§ **DIRECTION**
Set the following entries down again exactly, line by line.

===== SUPPLIED DATA =====

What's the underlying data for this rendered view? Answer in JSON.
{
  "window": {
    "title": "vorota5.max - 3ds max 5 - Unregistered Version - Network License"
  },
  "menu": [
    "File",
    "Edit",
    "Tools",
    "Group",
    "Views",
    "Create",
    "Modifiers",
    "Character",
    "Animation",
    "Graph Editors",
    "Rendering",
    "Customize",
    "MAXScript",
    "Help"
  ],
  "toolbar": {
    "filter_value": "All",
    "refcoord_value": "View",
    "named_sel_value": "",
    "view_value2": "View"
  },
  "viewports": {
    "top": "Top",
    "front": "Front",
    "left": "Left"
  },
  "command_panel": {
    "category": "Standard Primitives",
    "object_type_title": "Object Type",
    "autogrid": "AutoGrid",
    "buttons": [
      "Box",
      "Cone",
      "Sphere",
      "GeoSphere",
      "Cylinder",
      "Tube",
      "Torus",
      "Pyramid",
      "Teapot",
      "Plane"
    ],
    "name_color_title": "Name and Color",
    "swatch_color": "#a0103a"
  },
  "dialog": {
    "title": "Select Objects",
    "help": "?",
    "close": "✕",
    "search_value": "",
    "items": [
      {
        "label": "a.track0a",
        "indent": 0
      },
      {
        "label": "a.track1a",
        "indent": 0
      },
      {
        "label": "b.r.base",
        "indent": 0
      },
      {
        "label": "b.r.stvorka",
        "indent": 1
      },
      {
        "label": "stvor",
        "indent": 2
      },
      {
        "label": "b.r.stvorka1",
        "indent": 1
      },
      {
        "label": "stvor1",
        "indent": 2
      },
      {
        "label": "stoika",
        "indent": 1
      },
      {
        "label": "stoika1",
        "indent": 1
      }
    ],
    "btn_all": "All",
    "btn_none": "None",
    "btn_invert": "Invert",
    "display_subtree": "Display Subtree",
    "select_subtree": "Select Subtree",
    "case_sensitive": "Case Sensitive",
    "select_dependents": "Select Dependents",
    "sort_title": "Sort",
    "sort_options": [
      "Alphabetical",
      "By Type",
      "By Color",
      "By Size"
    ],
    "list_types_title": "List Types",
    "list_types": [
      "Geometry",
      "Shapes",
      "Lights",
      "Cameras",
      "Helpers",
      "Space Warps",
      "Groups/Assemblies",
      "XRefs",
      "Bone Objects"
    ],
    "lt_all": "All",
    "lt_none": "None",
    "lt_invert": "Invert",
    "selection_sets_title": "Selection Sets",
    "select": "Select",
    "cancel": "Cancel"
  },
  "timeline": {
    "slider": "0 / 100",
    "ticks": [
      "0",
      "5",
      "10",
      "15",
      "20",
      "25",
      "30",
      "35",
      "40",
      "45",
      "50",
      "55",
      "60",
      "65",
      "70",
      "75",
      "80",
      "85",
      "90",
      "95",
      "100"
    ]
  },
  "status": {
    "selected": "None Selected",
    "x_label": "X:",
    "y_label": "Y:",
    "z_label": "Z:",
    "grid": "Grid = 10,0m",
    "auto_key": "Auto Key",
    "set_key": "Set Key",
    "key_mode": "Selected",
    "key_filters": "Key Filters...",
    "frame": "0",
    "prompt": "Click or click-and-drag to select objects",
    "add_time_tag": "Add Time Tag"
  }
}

=====

§ **WORKED SOLUTION**
What's the underlying data for this rendered view? Answer in JSON.
{
  "window": {
    "title": "vorota5.max - 3ds max 5 - Unregistered Version - Network License"
  },
  "menu": [
    "File",
    "Edit",
    "Tools",
    "Group",
    "Views",
    "Create",
    "Modifiers",
    "Character",
    "Animation",
    "Graph Editors",
    "Rendering",
    "Customize",
    "MAXScript",
    "Help"
  ],
  "toolbar": {
    "filter_value": "All",
    "refcoord_value": "View",
    "named_sel_value": "",
    "view_value2": "View"
  },
  "viewports": {
    "top": "Top",
    "front": "Front",
    "left": "Left"
  },
  "command_panel": {
    "category": "Standard Primitives",
    "object_type_title": "Object Type",
    "autogrid": "AutoGrid",
    "buttons": [
      "Box",
      "Cone",
      "Sphere",
      "GeoSphere",
      "Cylinder",
      "Tube",
      "Torus",
      "Pyramid",
      "Teapot",
      "Plane"
    ],
    "name_color_title": "Name and Color",
    "swatch_color": "#a0103a"
  },
  "dialog": {
    "title": "Select Objects",
    "help": "?",
    "close": "✕",
    "search_value": "",
    "items": [
      {
        "label": "a.track0a",
        "indent": 0
      },
      {
        "label": "a.track1a",
        "indent": 0
      },
      {
        "label": "b.r.base",
        "indent": 0
      },
      {
        "label": "b.r.stvorka",
        "indent": 1
      },
      {
        "label": "stvor",
        "indent": 2
      },
      {
        "label": "b.r.stvorka1",
        "indent": 1
      },
      {
        "label": "stvor1",
        "indent": 2
      },
      {
        "label": "stoika",
        "indent": 1
      },
      {
        "label": "stoika1",
        "indent": 1
      }
    ],
    "btn_all": "All",
    "btn_none": "None",
    "btn_invert": "Invert",
    "display_subtree": "Display Subtree",
    "select_subtree": "Select Subtree",
    "case_sensitive": "Case Sensitive",
    "select_dependents": "Select Dependents",
    "sort_title": "Sort",
    "sort_options": [
      "Alphabetical",
      "By Type",
      "By Color",
      "By Size"
    ],
    "list_types_title": "List Types",
    "list_types": [
      "Geometry",
      "Shapes",
      "Lights",
      "Cameras",
      "Helpers",
      "Space Warps",
      "Groups/Assemblies",
      "XRefs",
      "Bone Objects"
    ],
    "lt_all": "All",
    "lt_none": "None",
    "lt_invert": "Invert",
    "selection_sets_title": "Selection Sets",
    "select": "Select",
    "cancel": "Cancel"
  },
  "timeline": {
    "slider": "0 / 100",
    "ticks": [
      "0",
      "5",
      "10",
      "15",
      "20",
      "25",
      "30",
      "35",
      "40",
      "45",
      "50",
      "55",
      "60",
      "65",
      "70",
      "75",
      "80",
      "85",
      "90",
      "95",
      "100"
    ]
  },
  "status": {
    "selected": "None Selected",
    "x_label": "X:",
    "y_label": "Y:",
    "z_label": "Z:",
    "grid": "Grid = 10,0m",
    "auto_key": "Auto Key",
    "set_key": "Set Key",
    "key_mode": "Selected",
    "key_filters": "Key Filters...",
    "frame": "0",
    "prompt": "Click or click-and-drag to select objects",
    "add_time_tag": "Add Time Tag"
  }
}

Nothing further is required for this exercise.